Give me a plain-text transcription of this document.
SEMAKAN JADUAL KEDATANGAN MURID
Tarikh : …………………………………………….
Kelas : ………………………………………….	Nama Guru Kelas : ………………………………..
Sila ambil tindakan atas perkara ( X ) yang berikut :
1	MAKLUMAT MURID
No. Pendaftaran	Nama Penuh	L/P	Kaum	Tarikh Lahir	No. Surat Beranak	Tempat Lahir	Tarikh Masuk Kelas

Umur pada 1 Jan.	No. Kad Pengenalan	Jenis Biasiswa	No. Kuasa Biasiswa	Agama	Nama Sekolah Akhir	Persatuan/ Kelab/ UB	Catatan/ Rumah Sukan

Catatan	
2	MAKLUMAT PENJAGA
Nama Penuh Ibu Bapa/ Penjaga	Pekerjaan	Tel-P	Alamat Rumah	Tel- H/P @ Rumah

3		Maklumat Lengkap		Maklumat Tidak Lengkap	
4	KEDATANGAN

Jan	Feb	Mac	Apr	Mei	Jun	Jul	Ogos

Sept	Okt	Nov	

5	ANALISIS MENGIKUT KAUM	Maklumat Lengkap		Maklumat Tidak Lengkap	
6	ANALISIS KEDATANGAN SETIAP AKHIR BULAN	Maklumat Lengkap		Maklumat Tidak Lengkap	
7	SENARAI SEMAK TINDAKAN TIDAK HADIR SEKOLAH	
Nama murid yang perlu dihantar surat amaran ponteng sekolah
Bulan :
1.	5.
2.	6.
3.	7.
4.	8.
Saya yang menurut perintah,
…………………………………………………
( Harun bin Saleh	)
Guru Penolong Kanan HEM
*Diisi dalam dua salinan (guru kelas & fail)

> _GOAL_
Return the listing above in full, character for character.

> _FULL RESPONSE_
Give me a plain-text transcription of this document.
SEMAKAN JADUAL KEDATANGAN MURID
Tarikh : …………………………………………….
Kelas : ………………………………………….	Nama Guru Kelas : ………………………………..
Sila ambil tindakan atas perkara ( X ) yang berikut :
1	MAKLUMAT MURID
No. Pendaftaran	Nama Penuh	L/P	Kaum	Tarikh Lahir	No. Surat Beranak	Tempat Lahir	Tarikh Masuk Kelas

Umur pada 1 Jan.	No. Kad Pengenalan	Jenis Biasiswa	No. Kuasa Biasiswa	Agama	Nama Sekolah Akhir	Persatuan/ Kelab/ UB	Catatan/ Rumah Sukan

Catatan	
2	MAKLUMAT PENJAGA
Nama Penuh Ibu Bapa/ Penjaga	Pekerjaan	Tel-P	Alamat Rumah	Tel- H/P @ Rumah

3		Maklumat Lengkap		Maklumat Tidak Lengkap	
4	KEDATANGAN

Jan	Feb	Mac	Apr	Mei	Jun	Jul	Ogos

Sept	Okt	Nov	

5	ANALISIS MENGIKUT KAUM	Maklumat Lengkap		Maklumat Tidak Lengkap	
6	ANALISIS KEDATANGAN SETIAP AKHIR BULAN	Maklumat Lengkap		Maklumat Tidak Lengkap	
7	SENARAI SEMAK TINDAKAN TIDAK HADIR SEKOLAH	
Nama murid yang perlu dihantar surat amaran ponteng sekolah
Bulan :
1.	5.
2.	6.
3.	7.
4.	8.
Saya yang menurut perintah,
…………………………………………………
( Harun bin Saleh	)
Guru Penolong Kanan HEM
*Diisi dalam dua salinan (guru kelas & fail)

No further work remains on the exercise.